*Exercise description*
For each line below that contains the string "dinamo", copy that line.

*Provided records*
* begin *

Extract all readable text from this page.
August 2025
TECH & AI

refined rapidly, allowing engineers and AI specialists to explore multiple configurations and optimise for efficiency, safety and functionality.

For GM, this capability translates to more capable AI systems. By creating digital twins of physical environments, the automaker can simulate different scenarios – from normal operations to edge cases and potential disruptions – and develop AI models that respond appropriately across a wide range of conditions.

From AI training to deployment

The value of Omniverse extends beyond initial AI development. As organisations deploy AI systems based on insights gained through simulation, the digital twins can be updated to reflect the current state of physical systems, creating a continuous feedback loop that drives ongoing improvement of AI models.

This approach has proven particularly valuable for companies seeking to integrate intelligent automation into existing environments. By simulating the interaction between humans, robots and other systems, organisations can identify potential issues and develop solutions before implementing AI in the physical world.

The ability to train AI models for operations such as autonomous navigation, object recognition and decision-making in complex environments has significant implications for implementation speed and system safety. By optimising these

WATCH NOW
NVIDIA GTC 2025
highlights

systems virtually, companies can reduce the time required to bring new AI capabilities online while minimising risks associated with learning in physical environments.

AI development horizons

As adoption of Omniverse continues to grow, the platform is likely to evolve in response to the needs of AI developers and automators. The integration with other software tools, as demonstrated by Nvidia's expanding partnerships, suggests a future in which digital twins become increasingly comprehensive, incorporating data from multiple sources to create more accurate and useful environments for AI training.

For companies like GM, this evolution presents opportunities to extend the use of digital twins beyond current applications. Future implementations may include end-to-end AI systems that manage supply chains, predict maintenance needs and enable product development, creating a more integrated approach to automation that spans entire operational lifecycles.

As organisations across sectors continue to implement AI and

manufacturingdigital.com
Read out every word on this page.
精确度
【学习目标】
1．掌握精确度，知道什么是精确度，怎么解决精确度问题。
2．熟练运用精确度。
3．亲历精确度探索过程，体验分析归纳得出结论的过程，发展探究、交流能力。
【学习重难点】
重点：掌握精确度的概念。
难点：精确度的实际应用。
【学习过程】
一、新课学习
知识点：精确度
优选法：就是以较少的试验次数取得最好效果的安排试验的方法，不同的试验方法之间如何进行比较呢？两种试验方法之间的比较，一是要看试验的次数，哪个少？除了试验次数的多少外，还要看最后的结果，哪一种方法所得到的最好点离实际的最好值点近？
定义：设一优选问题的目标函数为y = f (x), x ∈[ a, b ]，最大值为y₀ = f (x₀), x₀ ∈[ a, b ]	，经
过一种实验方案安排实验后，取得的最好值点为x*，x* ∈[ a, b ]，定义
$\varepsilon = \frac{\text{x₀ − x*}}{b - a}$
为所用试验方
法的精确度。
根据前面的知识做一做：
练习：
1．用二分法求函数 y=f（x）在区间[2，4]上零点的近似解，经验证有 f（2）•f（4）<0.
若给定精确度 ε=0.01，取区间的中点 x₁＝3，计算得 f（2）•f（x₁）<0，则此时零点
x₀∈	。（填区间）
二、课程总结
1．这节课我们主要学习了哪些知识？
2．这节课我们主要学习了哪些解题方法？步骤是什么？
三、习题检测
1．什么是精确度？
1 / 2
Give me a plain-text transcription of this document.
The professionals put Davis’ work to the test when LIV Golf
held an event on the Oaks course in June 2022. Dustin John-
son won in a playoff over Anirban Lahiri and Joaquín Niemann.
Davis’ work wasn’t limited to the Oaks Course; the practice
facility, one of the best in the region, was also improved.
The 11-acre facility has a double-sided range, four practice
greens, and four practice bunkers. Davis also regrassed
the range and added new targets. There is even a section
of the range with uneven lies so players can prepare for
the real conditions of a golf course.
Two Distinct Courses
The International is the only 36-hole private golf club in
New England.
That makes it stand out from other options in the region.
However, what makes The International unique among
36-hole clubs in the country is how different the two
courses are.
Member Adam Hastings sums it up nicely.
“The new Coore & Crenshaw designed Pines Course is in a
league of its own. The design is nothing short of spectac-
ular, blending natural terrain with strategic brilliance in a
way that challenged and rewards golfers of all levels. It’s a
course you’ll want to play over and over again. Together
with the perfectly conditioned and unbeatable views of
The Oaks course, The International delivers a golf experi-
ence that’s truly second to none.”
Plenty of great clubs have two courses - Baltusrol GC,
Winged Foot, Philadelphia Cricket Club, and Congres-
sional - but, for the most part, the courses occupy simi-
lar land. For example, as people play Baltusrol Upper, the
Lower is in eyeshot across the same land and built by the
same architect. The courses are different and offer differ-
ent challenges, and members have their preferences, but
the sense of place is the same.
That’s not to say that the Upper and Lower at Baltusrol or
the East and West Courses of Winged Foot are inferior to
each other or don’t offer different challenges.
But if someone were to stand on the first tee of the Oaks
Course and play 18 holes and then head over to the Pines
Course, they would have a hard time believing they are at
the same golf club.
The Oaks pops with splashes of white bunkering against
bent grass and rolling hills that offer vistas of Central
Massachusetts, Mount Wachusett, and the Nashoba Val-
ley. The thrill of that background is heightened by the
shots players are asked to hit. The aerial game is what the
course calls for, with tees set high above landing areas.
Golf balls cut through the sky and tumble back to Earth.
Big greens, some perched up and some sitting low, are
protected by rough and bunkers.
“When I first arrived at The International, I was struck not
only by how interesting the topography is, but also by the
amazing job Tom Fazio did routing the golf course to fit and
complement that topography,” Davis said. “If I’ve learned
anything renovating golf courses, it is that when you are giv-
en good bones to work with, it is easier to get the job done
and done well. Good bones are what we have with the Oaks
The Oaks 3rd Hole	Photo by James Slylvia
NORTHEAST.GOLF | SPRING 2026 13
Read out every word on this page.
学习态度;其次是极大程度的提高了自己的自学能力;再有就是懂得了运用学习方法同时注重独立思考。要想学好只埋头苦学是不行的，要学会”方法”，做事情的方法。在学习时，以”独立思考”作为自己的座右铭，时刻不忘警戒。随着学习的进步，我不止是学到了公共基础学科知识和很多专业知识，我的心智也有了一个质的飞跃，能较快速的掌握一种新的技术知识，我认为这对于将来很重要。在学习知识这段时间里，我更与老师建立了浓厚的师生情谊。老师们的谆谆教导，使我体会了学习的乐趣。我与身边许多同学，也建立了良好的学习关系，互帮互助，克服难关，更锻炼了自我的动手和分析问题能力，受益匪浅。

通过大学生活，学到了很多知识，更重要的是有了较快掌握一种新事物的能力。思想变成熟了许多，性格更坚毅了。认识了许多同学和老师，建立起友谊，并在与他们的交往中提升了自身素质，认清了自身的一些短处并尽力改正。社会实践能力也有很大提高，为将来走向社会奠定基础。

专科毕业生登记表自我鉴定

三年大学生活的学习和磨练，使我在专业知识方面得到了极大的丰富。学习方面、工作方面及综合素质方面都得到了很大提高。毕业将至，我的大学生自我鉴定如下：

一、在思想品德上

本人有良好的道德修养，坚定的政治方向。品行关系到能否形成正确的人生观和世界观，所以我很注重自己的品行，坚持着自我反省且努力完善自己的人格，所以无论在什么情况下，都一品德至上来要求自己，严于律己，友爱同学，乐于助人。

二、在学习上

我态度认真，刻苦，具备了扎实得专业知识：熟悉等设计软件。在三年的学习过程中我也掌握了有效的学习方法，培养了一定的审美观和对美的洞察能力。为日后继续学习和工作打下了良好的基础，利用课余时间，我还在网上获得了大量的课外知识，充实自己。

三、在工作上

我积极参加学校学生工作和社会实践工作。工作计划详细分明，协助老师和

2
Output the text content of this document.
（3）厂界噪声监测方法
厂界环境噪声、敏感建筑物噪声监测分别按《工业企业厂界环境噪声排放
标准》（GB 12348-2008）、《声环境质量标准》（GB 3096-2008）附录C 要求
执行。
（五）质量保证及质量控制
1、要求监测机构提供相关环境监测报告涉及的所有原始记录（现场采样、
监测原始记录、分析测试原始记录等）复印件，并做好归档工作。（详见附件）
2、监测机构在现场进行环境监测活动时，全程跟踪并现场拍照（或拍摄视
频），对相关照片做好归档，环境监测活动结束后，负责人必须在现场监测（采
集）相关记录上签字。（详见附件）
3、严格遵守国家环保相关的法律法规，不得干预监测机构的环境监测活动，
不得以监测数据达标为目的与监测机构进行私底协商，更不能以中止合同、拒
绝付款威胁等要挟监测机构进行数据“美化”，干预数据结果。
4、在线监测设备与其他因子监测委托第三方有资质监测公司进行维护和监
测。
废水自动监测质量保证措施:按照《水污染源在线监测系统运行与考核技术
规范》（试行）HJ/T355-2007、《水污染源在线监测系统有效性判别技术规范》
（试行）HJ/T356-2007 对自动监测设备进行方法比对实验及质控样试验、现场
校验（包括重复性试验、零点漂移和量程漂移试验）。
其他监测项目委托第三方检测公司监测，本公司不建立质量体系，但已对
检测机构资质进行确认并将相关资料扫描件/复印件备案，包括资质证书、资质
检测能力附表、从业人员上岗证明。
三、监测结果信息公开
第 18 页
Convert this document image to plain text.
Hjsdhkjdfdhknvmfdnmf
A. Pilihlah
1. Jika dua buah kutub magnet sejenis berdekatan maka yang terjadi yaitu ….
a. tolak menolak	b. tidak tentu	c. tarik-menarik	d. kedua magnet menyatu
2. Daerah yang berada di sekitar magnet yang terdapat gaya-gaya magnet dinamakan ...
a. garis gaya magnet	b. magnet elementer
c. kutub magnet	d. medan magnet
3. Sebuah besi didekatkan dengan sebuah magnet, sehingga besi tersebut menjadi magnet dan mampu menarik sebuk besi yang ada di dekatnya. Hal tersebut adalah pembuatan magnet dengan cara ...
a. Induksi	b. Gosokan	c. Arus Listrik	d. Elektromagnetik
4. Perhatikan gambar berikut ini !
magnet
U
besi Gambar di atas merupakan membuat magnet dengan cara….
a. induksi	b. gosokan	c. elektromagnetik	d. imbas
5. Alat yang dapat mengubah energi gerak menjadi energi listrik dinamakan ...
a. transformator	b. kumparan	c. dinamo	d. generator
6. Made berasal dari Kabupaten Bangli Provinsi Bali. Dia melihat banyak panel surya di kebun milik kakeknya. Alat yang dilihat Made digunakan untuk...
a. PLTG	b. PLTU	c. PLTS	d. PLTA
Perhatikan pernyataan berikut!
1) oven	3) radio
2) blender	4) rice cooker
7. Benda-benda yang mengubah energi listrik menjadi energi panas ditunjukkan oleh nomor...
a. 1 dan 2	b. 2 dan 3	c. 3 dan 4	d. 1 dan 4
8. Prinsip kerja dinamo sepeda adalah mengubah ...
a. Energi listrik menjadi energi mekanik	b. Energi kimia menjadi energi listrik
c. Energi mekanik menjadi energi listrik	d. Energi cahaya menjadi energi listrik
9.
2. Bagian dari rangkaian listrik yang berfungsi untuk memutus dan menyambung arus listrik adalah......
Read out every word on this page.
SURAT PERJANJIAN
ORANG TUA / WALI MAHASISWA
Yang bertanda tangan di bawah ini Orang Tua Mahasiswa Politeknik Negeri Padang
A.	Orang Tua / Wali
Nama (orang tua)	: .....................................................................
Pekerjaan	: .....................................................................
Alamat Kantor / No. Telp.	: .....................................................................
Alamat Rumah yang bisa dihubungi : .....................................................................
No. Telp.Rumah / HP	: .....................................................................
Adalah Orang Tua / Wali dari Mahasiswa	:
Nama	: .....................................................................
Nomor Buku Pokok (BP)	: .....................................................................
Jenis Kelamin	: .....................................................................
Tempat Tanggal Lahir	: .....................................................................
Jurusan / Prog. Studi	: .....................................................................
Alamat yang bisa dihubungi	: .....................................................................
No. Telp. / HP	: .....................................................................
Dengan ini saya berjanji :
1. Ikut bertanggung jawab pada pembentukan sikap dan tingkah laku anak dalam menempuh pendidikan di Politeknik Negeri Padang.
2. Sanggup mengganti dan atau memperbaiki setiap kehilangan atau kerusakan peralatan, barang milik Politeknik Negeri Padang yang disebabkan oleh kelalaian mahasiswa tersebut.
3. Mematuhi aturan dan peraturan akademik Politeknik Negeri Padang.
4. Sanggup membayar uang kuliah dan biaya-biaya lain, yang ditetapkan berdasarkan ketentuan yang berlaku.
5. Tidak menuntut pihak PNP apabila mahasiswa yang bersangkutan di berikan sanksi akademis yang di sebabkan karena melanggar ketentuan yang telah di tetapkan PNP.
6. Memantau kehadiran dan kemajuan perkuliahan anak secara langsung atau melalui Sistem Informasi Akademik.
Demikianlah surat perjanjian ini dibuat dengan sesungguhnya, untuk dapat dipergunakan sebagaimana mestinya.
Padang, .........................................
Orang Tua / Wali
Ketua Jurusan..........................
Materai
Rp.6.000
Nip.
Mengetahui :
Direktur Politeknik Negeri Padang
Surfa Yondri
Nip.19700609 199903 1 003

* end *

*Exercise answer*
a. transformator	b. kumparan	c. dinamo	d. generator
8. Prinsip kerja dinamo sepeda adalah mengubah ...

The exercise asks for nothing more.